• _Your objective_
Render the material again word for word, skipping the pictures in it.
:: Dataset extract
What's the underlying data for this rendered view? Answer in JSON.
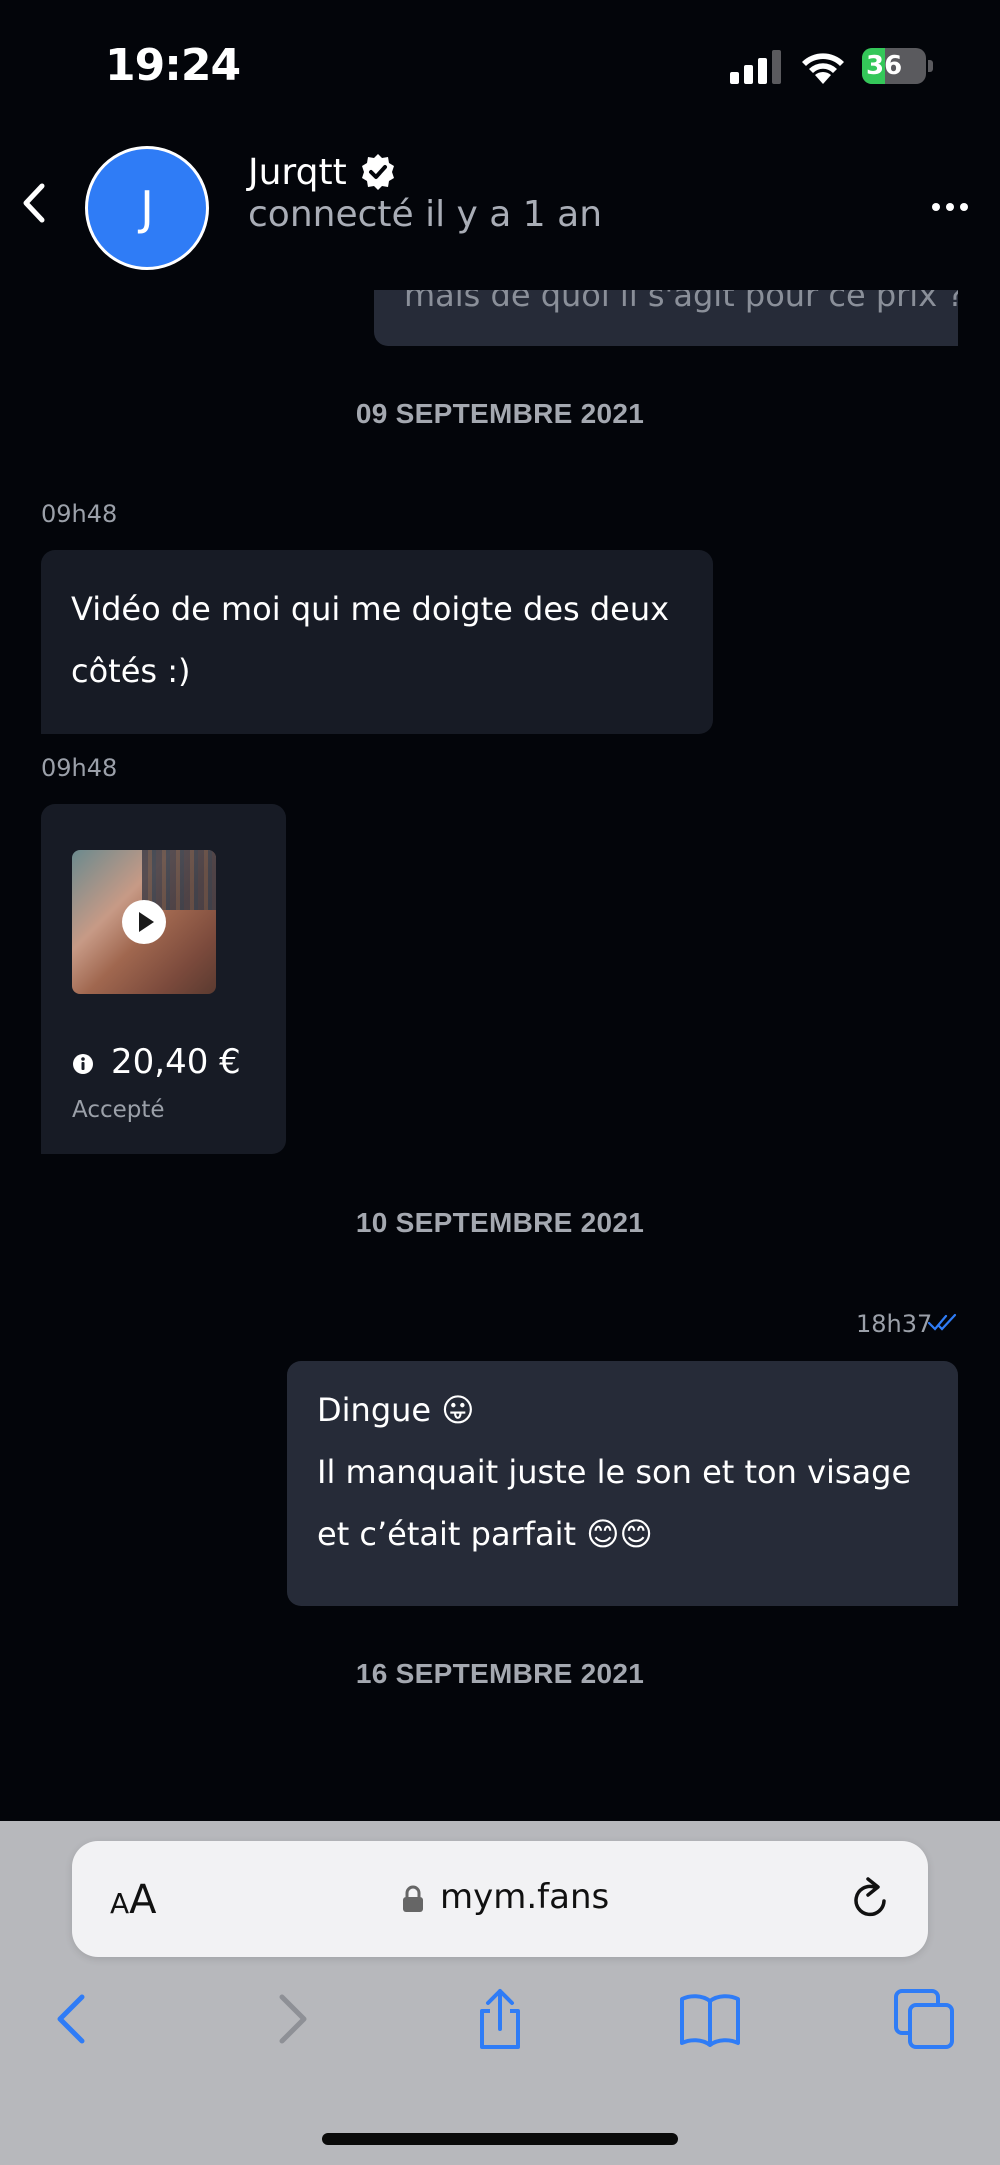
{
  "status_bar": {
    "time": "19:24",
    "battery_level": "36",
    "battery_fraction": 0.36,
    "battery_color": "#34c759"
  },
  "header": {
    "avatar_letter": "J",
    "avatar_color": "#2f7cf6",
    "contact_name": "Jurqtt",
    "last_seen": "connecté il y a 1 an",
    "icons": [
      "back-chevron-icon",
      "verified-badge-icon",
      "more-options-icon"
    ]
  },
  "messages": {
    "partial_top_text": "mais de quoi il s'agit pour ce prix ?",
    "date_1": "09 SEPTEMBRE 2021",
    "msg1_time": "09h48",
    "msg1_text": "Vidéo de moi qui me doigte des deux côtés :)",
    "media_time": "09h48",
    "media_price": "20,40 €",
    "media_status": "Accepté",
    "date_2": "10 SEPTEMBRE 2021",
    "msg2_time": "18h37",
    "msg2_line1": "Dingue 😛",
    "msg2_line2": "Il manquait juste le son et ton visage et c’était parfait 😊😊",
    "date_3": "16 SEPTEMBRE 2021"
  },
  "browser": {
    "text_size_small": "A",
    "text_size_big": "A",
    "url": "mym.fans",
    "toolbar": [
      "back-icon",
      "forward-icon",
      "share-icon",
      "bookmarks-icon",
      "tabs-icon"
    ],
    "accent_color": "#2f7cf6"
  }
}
::::
• _Answer to this exercise_
What's the underlying data for this rendered view? Answer in JSON.
{
  "status_bar": {
    "time": "19:24",
    "battery_level": "36",
    "battery_fraction": 0.36,
    "battery_color": "#34c759"
  },
  "header": {
    "avatar_letter": "J",
    "avatar_color": "#2f7cf6",
    "contact_name": "Jurqtt",
    "last_seen": "connecté il y a 1 an",
    "icons": [
      "back-chevron-icon",
      "verified-badge-icon",
      "more-options-icon"
    ]
  },
  "messages": {
    "partial_top_text": "mais de quoi il s'agit pour ce prix ?",
    "date_1": "09 SEPTEMBRE 2021",
    "msg1_time": "09h48",
    "msg1_text": "Vidéo de moi qui me doigte des deux côtés :)",
    "media_time": "09h48",
    "media_price": "20,40 €",
    "media_status": "Accepté",
    "date_2": "10 SEPTEMBRE 2021",
    "msg2_time": "18h37",
    "msg2_line1": "Dingue 😛",
    "msg2_line2": "Il manquait juste le son et ton visage et c’était parfait 😊😊",
    "date_3": "16 SEPTEMBRE 2021"
  },
  "browser": {
    "text_size_small": "A",
    "text_size_big": "A",
    "url": "mym.fans",
    "toolbar": [
      "back-icon",
      "forward-icon",
      "share-icon",
      "bookmarks-icon",
      "tabs-icon"
    ],
    "accent_color": "#2f7cf6"
  }
}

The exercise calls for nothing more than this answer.